Start Supplied entries

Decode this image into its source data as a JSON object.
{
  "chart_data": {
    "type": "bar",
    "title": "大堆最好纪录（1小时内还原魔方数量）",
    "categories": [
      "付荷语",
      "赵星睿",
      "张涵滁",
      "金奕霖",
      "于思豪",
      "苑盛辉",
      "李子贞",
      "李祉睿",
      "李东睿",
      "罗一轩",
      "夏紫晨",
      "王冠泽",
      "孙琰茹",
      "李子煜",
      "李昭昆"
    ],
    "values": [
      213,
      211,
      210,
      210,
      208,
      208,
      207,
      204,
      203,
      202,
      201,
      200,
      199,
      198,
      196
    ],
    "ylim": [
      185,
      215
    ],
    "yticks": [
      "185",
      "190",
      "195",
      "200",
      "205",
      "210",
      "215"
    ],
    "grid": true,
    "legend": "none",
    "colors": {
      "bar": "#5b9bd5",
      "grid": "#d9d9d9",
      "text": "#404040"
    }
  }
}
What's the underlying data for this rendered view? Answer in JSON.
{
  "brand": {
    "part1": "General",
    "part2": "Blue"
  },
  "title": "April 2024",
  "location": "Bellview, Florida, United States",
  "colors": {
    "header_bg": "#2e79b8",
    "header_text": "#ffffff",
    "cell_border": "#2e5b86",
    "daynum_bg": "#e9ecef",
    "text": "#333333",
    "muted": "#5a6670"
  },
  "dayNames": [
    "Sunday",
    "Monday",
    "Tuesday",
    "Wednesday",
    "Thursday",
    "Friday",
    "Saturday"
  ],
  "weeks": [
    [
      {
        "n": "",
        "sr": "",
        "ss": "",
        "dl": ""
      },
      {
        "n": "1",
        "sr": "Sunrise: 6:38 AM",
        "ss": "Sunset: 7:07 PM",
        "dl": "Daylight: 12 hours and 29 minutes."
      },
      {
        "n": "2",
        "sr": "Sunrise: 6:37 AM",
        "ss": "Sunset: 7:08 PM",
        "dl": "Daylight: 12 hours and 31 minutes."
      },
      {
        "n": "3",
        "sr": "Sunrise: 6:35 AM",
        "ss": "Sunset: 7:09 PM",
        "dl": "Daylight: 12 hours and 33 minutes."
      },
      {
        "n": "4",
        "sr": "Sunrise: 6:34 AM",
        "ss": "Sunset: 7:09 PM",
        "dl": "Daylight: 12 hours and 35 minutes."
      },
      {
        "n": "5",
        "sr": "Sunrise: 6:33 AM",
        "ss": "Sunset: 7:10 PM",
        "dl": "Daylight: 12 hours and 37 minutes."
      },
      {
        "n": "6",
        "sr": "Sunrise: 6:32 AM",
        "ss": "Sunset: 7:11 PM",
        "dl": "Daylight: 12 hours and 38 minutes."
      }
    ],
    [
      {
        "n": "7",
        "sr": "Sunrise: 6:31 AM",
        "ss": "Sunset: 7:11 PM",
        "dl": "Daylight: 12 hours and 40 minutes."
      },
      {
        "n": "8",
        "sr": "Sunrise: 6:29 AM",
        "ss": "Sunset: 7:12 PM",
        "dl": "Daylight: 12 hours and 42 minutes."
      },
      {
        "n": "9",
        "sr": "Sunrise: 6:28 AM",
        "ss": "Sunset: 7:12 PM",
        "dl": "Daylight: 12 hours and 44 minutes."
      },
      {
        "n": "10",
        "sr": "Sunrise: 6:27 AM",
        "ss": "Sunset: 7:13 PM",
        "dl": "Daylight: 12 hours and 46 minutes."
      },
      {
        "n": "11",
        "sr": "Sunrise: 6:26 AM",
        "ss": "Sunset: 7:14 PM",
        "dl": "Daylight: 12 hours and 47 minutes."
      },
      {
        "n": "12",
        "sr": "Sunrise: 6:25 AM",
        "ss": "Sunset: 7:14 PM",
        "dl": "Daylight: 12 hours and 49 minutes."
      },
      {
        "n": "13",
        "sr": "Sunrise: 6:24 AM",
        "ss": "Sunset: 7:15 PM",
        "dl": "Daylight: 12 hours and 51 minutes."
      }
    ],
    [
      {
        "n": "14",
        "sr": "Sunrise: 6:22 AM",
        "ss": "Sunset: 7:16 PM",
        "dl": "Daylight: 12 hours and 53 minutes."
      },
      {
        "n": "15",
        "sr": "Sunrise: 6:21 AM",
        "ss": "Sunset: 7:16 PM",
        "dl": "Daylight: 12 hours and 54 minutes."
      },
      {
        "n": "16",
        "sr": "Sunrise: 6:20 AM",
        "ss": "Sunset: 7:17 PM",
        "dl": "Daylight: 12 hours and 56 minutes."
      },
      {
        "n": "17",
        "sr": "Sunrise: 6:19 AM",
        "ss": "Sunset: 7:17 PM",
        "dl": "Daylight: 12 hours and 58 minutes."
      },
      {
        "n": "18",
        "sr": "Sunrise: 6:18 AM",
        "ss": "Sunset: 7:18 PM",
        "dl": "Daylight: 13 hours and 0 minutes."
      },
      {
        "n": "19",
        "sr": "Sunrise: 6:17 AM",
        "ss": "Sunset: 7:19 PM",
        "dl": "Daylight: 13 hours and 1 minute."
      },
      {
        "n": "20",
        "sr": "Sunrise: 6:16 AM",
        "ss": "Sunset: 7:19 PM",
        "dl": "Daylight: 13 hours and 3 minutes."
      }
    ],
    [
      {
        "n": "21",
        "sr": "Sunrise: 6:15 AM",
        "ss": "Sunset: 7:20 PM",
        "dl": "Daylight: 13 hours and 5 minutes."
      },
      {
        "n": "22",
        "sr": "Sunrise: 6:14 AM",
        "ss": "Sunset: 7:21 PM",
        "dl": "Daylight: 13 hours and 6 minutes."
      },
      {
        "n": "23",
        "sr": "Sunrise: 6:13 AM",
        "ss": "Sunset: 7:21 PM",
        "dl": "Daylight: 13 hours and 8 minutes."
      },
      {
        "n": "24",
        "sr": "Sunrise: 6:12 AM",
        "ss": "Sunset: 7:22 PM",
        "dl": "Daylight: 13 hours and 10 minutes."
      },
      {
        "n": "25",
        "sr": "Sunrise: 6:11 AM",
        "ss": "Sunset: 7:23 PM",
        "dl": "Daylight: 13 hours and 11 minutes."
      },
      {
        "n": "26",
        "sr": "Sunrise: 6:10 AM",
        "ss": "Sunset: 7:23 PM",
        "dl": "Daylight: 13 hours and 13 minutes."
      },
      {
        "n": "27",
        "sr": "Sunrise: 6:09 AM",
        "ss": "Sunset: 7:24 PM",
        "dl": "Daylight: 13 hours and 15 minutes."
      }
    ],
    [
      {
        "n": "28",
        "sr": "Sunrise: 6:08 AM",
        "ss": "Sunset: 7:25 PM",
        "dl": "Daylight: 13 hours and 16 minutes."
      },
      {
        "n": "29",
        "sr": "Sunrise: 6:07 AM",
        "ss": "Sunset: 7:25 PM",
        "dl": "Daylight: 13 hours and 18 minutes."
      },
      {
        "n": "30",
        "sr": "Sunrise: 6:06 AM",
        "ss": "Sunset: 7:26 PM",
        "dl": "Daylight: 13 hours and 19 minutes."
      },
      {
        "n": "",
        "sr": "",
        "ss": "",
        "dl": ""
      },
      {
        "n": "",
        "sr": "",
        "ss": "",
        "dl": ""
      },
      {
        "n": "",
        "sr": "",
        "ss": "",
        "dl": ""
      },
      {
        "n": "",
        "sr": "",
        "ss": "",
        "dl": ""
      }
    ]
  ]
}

End Supplied entries

Identify each line in the records above that contains the word "JSON", and copy it out in full.

### [Response]
Decode this image into its source data as a JSON object.
What's the underlying data for this rendered view? Answer in JSON.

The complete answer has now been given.